RAW RECORDS |
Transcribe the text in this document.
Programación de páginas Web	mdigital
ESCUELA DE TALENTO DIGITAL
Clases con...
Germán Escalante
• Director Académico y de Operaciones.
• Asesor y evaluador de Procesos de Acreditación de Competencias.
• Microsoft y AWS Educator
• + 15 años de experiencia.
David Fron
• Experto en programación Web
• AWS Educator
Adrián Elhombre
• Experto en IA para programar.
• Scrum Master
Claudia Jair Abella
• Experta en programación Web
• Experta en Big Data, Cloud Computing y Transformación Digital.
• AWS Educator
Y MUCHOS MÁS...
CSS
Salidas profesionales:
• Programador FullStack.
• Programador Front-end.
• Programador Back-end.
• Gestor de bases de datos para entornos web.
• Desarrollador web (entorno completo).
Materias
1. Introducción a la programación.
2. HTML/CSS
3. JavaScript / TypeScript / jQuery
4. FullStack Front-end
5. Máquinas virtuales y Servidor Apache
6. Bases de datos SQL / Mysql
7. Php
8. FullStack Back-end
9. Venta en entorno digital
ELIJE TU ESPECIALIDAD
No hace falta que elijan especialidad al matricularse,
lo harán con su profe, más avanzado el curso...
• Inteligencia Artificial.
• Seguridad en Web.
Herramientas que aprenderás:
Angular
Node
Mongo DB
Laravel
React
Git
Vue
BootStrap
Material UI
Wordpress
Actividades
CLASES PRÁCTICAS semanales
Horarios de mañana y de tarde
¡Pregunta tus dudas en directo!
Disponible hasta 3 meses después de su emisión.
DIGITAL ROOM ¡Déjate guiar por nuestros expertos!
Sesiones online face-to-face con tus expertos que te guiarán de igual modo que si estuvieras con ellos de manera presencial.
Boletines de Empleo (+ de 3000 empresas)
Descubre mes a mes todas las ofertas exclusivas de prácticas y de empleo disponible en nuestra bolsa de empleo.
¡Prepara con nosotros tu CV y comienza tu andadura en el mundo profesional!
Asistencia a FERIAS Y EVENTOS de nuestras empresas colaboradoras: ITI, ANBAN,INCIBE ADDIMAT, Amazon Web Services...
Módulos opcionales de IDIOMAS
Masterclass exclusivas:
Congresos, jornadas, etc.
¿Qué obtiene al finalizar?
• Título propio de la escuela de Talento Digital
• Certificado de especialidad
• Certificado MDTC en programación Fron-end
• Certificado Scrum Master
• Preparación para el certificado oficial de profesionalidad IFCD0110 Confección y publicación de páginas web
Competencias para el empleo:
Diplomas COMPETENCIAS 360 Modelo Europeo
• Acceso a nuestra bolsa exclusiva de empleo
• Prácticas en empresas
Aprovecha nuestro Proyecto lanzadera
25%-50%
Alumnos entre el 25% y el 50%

WRITTEN REQUEST | Could you quote the material above in full, exactly as it stands?

FULL RESPONSE |
Transcribe the text in this document.
Programación de páginas Web	mdigital
ESCUELA DE TALENTO DIGITAL
Clases con...
Germán Escalante
• Director Académico y de Operaciones.
• Asesor y evaluador de Procesos de Acreditación de Competencias.
• Microsoft y AWS Educator
• + 15 años de experiencia.
David Fron
• Experto en programación Web
• AWS Educator
Adrián Elhombre
• Experto en IA para programar.
• Scrum Master
Claudia Jair Abella
• Experta en programación Web
• Experta en Big Data, Cloud Computing y Transformación Digital.
• AWS Educator
Y MUCHOS MÁS...
CSS
Salidas profesionales:
• Programador FullStack.
• Programador Front-end.
• Programador Back-end.
• Gestor de bases de datos para entornos web.
• Desarrollador web (entorno completo).
Materias
1. Introducción a la programación.
2. HTML/CSS
3. JavaScript / TypeScript / jQuery
4. FullStack Front-end
5. Máquinas virtuales y Servidor Apache
6. Bases de datos SQL / Mysql
7. Php
8. FullStack Back-end
9. Venta en entorno digital
ELIJE TU ESPECIALIDAD
No hace falta que elijan especialidad al matricularse,
lo harán con su profe, más avanzado el curso...
• Inteligencia Artificial.
• Seguridad en Web.
Herramientas que aprenderás:
Angular
Node
Mongo DB
Laravel
React
Git
Vue
BootStrap
Material UI
Wordpress
Actividades
CLASES PRÁCTICAS semanales
Horarios de mañana y de tarde
¡Pregunta tus dudas en directo!
Disponible hasta 3 meses después de su emisión.
DIGITAL ROOM ¡Déjate guiar por nuestros expertos!
Sesiones online face-to-face con tus expertos que te guiarán de igual modo que si estuvieras con ellos de manera presencial.
Boletines de Empleo (+ de 3000 empresas)
Descubre mes a mes todas las ofertas exclusivas de prácticas y de empleo disponible en nuestra bolsa de empleo.
¡Prepara con nosotros tu CV y comienza tu andadura en el mundo profesional!
Asistencia a FERIAS Y EVENTOS de nuestras empresas colaboradoras: ITI, ANBAN,INCIBE ADDIMAT, Amazon Web Services...
Módulos opcionales de IDIOMAS
Masterclass exclusivas:
Congresos, jornadas, etc.
¿Qué obtiene al finalizar?
• Título propio de la escuela de Talento Digital
• Certificado de especialidad
• Certificado MDTC en programación Fron-end
• Certificado Scrum Master
• Preparación para el certificado oficial de profesionalidad IFCD0110 Confección y publicación de páginas web
Competencias para el empleo:
Diplomas COMPETENCIAS 360 Modelo Europeo
• Acceso a nuestra bolsa exclusiva de empleo
• Prácticas en empresas
Aprovecha nuestro Proyecto lanzadera
25%-50%
Alumnos entre el 25% y el 50%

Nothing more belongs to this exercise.